SET PROBLEM: Write out the lines exactly, starting with the first one and continuing up to and including the line that contains "Text: IMMIGRANTS FROM".
# Start of DATA PROVIDED
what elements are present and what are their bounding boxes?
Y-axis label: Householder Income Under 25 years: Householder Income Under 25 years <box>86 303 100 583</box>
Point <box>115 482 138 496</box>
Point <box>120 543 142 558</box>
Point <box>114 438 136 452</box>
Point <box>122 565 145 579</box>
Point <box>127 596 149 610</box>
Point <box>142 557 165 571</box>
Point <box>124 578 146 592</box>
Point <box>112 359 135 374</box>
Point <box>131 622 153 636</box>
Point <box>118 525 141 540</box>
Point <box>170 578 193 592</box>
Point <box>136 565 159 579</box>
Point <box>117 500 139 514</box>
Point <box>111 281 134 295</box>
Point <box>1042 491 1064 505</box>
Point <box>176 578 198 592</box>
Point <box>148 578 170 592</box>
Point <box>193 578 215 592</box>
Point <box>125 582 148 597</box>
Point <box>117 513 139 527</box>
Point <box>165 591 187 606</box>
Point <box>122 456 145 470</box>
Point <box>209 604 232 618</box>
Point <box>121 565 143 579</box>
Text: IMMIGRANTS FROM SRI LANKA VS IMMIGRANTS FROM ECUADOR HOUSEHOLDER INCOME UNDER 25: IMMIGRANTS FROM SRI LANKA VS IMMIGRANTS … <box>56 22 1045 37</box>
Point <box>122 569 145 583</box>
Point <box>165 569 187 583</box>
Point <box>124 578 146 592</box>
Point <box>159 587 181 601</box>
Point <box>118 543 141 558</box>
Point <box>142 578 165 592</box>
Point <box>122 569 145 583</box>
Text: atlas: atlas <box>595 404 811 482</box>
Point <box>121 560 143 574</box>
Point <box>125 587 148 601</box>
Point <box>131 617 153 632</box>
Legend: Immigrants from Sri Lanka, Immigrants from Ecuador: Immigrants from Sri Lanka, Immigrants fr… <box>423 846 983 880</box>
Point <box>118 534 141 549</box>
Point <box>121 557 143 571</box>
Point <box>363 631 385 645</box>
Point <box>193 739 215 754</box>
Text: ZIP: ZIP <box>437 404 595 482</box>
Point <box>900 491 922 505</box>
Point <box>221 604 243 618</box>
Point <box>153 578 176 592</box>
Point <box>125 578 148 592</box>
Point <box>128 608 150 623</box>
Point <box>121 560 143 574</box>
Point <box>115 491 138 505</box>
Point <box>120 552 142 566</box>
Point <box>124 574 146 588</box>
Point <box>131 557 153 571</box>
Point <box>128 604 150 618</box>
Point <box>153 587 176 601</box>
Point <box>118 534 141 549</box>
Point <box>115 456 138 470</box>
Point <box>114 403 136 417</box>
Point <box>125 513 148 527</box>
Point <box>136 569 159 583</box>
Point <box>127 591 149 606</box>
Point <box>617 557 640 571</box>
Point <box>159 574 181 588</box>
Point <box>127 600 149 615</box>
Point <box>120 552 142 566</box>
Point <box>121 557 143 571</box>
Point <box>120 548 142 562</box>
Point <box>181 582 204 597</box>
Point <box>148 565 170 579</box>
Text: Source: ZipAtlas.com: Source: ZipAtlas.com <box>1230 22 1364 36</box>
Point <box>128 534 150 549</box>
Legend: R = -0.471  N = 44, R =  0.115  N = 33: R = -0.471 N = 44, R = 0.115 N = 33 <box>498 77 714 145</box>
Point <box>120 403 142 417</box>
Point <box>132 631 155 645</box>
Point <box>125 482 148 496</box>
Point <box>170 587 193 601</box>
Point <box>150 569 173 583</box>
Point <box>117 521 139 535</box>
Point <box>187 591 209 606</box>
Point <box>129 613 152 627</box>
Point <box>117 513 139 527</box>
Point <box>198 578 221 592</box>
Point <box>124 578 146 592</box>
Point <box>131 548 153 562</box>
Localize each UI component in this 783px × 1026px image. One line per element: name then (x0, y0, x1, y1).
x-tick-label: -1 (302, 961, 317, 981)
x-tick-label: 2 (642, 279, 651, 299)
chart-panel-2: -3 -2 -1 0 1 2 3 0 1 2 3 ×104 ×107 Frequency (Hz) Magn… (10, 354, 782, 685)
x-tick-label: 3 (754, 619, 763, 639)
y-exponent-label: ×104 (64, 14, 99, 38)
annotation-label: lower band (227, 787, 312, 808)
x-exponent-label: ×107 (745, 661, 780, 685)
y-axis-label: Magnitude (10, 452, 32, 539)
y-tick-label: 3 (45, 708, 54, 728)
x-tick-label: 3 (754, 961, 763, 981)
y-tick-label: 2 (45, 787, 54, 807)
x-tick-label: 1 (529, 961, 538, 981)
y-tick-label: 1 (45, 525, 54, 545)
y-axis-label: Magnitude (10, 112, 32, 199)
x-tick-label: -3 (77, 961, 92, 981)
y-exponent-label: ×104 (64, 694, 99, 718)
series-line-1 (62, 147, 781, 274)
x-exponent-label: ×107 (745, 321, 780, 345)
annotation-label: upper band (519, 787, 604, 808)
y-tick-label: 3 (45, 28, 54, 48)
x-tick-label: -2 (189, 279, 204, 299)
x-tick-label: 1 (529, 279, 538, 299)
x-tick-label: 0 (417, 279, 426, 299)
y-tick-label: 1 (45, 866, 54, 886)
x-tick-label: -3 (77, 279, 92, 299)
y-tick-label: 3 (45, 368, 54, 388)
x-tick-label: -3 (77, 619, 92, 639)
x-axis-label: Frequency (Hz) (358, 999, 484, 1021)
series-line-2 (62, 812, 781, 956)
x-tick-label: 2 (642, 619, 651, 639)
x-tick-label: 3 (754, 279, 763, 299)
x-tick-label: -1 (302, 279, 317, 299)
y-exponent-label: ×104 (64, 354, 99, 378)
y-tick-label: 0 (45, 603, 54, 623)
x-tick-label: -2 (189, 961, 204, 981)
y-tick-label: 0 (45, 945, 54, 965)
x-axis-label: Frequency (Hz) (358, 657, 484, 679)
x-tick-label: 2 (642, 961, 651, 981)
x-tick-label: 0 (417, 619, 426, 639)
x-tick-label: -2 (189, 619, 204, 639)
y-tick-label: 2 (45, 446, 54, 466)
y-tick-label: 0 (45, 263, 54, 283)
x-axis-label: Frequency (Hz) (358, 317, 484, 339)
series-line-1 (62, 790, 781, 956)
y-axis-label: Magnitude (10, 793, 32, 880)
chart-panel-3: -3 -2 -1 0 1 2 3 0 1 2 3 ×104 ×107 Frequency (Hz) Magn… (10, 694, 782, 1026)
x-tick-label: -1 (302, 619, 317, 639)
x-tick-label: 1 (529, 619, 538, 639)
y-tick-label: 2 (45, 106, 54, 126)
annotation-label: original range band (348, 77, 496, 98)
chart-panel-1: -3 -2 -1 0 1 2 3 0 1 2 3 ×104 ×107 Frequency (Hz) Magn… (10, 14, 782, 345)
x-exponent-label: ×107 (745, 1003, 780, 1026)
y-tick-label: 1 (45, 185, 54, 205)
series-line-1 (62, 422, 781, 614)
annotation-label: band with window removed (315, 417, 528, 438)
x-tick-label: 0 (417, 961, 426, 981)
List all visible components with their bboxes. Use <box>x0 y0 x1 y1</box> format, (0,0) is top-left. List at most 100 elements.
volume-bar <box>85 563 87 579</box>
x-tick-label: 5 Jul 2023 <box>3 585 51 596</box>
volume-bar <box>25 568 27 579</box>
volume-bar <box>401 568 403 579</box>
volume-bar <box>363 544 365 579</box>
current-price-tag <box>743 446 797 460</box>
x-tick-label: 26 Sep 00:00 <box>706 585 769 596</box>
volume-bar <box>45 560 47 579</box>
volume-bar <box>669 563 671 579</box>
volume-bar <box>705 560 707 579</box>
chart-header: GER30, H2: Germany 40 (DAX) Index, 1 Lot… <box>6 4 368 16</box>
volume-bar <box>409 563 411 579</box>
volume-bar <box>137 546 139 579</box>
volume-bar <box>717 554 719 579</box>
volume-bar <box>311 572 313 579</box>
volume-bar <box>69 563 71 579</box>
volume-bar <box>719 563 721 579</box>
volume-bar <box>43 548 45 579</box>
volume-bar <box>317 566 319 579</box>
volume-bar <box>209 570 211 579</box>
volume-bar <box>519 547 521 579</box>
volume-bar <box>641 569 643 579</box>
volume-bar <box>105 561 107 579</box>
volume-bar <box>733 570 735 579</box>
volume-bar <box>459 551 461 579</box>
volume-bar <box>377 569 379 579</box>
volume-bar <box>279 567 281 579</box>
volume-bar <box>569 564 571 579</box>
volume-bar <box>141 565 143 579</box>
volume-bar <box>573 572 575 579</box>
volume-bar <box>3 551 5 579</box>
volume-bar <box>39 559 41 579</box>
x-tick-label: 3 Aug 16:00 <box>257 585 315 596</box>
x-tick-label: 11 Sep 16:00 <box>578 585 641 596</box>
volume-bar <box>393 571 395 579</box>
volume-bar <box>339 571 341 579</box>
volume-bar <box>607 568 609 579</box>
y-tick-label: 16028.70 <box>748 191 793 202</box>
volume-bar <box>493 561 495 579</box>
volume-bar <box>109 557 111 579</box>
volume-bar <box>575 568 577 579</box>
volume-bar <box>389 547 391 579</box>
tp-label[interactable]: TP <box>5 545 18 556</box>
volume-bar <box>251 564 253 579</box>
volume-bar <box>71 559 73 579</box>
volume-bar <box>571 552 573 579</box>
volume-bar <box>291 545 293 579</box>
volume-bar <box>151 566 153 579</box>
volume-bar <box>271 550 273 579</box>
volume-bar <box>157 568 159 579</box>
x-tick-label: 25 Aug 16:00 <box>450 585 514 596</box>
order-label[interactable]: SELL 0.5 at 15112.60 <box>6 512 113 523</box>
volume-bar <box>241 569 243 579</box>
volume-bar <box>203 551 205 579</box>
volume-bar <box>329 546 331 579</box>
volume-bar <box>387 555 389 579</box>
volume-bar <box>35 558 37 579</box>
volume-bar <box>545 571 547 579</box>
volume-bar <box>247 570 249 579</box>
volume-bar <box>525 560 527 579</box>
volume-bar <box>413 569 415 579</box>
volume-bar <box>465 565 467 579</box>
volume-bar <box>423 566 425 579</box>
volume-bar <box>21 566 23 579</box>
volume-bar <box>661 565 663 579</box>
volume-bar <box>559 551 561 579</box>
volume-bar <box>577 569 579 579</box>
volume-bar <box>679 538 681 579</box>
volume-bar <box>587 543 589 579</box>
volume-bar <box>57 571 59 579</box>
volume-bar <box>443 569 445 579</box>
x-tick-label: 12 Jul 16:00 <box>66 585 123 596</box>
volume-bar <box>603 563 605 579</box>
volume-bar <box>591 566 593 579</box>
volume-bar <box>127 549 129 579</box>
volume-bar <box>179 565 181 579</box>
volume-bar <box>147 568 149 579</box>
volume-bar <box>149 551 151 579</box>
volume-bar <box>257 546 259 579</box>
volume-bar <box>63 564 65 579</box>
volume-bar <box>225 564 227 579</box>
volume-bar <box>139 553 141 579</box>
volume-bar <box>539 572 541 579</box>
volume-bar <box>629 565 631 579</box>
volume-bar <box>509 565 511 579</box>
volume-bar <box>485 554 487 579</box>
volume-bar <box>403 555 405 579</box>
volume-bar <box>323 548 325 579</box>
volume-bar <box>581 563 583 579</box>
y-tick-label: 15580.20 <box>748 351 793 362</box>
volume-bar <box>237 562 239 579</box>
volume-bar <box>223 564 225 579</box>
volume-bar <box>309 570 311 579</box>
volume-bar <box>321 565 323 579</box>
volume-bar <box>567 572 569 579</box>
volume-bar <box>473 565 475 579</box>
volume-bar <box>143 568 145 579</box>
# End of DATA PROVIDED
WRITTEN RESPONSE:
what elements are present and what are their bounding boxes?
Y-axis label: Householder Income Under 25 years: Householder Income Under 25 years <box>86 303 100 583</box>
Point <box>115 482 138 496</box>
Point <box>120 543 142 558</box>
Point <box>114 438 136 452</box>
Point <box>122 565 145 579</box>
Point <box>127 596 149 610</box>
Point <box>142 557 165 571</box>
Point <box>124 578 146 592</box>
Point <box>112 359 135 374</box>
Point <box>131 622 153 636</box>
Point <box>118 525 141 540</box>
Point <box>170 578 193 592</box>
Point <box>136 565 159 579</box>
Point <box>117 500 139 514</box>
Point <box>111 281 134 295</box>
Point <box>1042 491 1064 505</box>
Point <box>176 578 198 592</box>
Point <box>148 578 170 592</box>
Point <box>193 578 215 592</box>
Point <box>125 582 148 597</box>
Point <box>117 513 139 527</box>
Point <box>165 591 187 606</box>
Point <box>122 456 145 470</box>
Point <box>209 604 232 618</box>
Point <box>121 565 143 579</box>
Text: IMMIGRANTS FROM SRI LANKA VS IMMIGRANTS FROM ECUADOR HOUSEHOLDER INCOME UNDER 25: IMMIGRANTS FROM SRI LANKA VS IMMIGRANTS … <box>56 22 1045 37</box>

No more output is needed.